§ **Task to carry out**: Can you copy out the data exactly? Leave the images out.

§ **Data for processing**:
====

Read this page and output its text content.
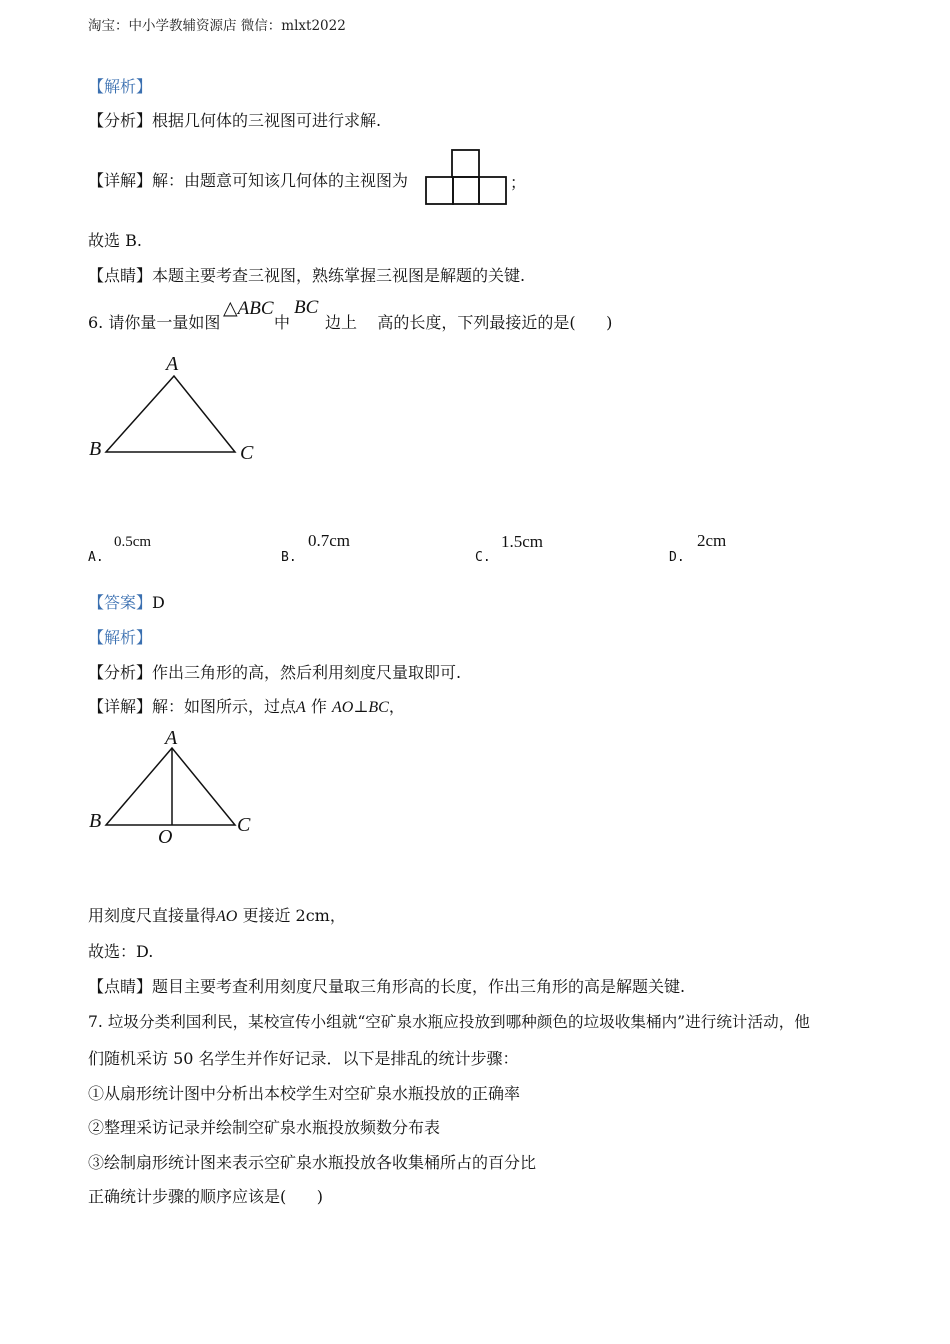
淘宝：中小学教辅资源店 微信：mlxt2022
【解析】
【分析】根据几何体的三视图可进行求解.
【详解】解：由题意可知该几何体的主视图为	；
故选 B.
【点睛】本题主要考查三视图，熟练掌握三视图是解题的关键.
6. 请你量一量如图
△ABC
中
BC
边上    高的长度，下列最接近的是(      )
A
B	C
A.
0.5cm
B.
0.7cm
C.
1.5cm
D.
2cm
【答案】D
【解析】
【分析】作出三角形的高，然后利用刻度尺量取即可.
【详解】解：如图所示，过点A 作 AO⊥BC，
A
B	C
O
用刻度尺直接量得AO 更接近 2cm，
故选：D.
【点睛】题目主要考查利用刻度尺量取三角形高的长度，作出三角形的高是解题关键.
7. 垃圾分类利国利民，某校宣传小组就“空矿泉水瓶应投放到哪种颜色的垃圾收集桶内”进行统计活动，他
们随机采访 50 名学生并作好记录．以下是排乱的统计步骤：
①从扇形统计图中分析出本校学生对空矿泉水瓶投放的正确率
②整理采访记录并绘制空矿泉水瓶投放频数分布表
③绘制扇形统计图来表示空矿泉水瓶投放各收集桶所占的百分比
正确统计步骤的顺序应该是(      )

====

§ **Final result**:
Read this page and output its text content.
淘宝：中小学教辅资源店 微信：mlxt2022
【解析】
【分析】根据几何体的三视图可进行求解.
【详解】解：由题意可知该几何体的主视图为	；
故选 B.
【点睛】本题主要考查三视图，熟练掌握三视图是解题的关键.
6. 请你量一量如图
△ABC
中
BC
边上    高的长度，下列最接近的是(      )
A
B	C
A.
0.5cm
B.
0.7cm
C.
1.5cm
D.
2cm
【答案】D
【解析】
【分析】作出三角形的高，然后利用刻度尺量取即可.
【详解】解：如图所示，过点A 作 AO⊥BC，
A
B	C
O
用刻度尺直接量得AO 更接近 2cm，
故选：D.
【点睛】题目主要考查利用刻度尺量取三角形高的长度，作出三角形的高是解题关键.
7. 垃圾分类利国利民，某校宣传小组就“空矿泉水瓶应投放到哪种颜色的垃圾收集桶内”进行统计活动，他
们随机采访 50 名学生并作好记录．以下是排乱的统计步骤：
①从扇形统计图中分析出本校学生对空矿泉水瓶投放的正确率
②整理采访记录并绘制空矿泉水瓶投放频数分布表
③绘制扇形统计图来表示空矿泉水瓶投放各收集桶所占的百分比
正确统计步骤的顺序应该是(      )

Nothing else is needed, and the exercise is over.